Stated exercise: Exclude the pictures, then repeat the remaining data exactly.

Data:
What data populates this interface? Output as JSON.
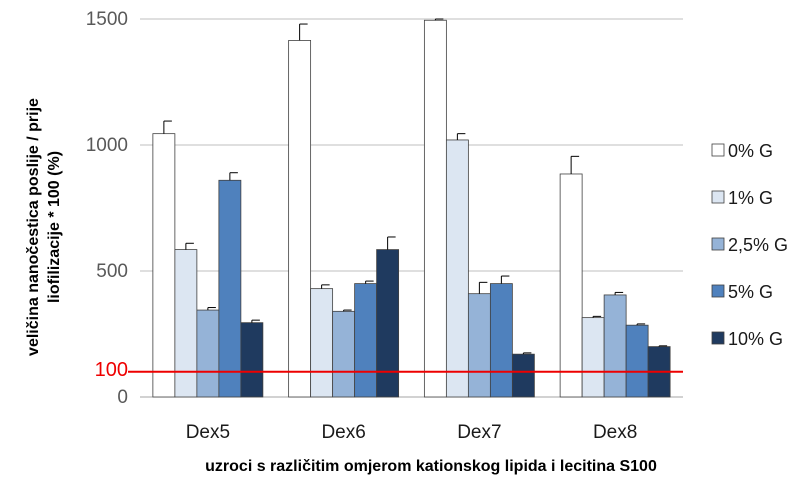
{
  "chart_data": {
    "type": "bar",
    "categories": [
      "Dex5",
      "Dex6",
      "Dex7",
      "Dex8"
    ],
    "series": [
      {
        "name": "0% G",
        "color": "#ffffff",
        "values": [
          1045,
          1415,
          1495,
          885
        ],
        "errors": [
          50,
          65,
          5,
          70
        ]
      },
      {
        "name": "1% G",
        "color": "#dce6f2",
        "values": [
          585,
          430,
          1020,
          315
        ],
        "errors": [
          25,
          15,
          25,
          5
        ]
      },
      {
        "name": "2,5% G",
        "color": "#95b3d7",
        "values": [
          345,
          340,
          410,
          405
        ],
        "errors": [
          10,
          5,
          45,
          10
        ]
      },
      {
        "name": "5% G",
        "color": "#4f81bd",
        "values": [
          860,
          450,
          450,
          285
        ],
        "errors": [
          30,
          10,
          30,
          5
        ]
      },
      {
        "name": "10% G",
        "color": "#1f3a5f",
        "values": [
          295,
          585,
          170,
          200
        ],
        "errors": [
          10,
          50,
          5,
          3
        ]
      }
    ],
    "ylabel_line1": "veličina nanočestica poslije / prije",
    "ylabel_line2": "liofilizacije * 100 (%)",
    "xlabel": "uzroci s različitim omjerom kationskog lipida i lecitina S100",
    "ylim": [
      0,
      1500
    ],
    "yticks": [
      {
        "value": 0,
        "label": "0"
      },
      {
        "value": 500,
        "label": "500"
      },
      {
        "value": 1000,
        "label": "1000"
      },
      {
        "value": 1500,
        "label": "1500"
      }
    ],
    "reference_line": {
      "value": 100,
      "label": "100",
      "color": "#ee0000"
    },
    "grid": true,
    "legend_position": "right"
  }
}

Task response:
What data populates this interface? Output as JSON.
{
  "chart_data": {
    "type": "bar",
    "categories": [
      "Dex5",
      "Dex6",
      "Dex7",
      "Dex8"
    ],
    "series": [
      {
        "name": "0% G",
        "color": "#ffffff",
        "values": [
          1045,
          1415,
          1495,
          885
        ],
        "errors": [
          50,
          65,
          5,
          70
        ]
      },
      {
        "name": "1% G",
        "color": "#dce6f2",
        "values": [
          585,
          430,
          1020,
          315
        ],
        "errors": [
          25,
          15,
          25,
          5
        ]
      },
      {
        "name": "2,5% G",
        "color": "#95b3d7",
        "values": [
          345,
          340,
          410,
          405
        ],
        "errors": [
          10,
          5,
          45,
          10
        ]
      },
      {
        "name": "5% G",
        "color": "#4f81bd",
        "values": [
          860,
          450,
          450,
          285
        ],
        "errors": [
          30,
          10,
          30,
          5
        ]
      },
      {
        "name": "10% G",
        "color": "#1f3a5f",
        "values": [
          295,
          585,
          170,
          200
        ],
        "errors": [
          10,
          50,
          5,
          3
        ]
      }
    ],
    "ylabel_line1": "veličina nanočestica poslije / prije",
    "ylabel_line2": "liofilizacije * 100 (%)",
    "xlabel": "uzroci s različitim omjerom kationskog lipida i lecitina S100",
    "ylim": [
      0,
      1500
    ],
    "yticks": [
      {
        "value": 0,
        "label": "0"
      },
      {
        "value": 500,
        "label": "500"
      },
      {
        "value": 1000,
        "label": "1000"
      },
      {
        "value": 1500,
        "label": "1500"
      }
    ],
    "reference_line": {
      "value": 100,
      "label": "100",
      "color": "#ee0000"
    },
    "grid": true,
    "legend_position": "right"
  }
}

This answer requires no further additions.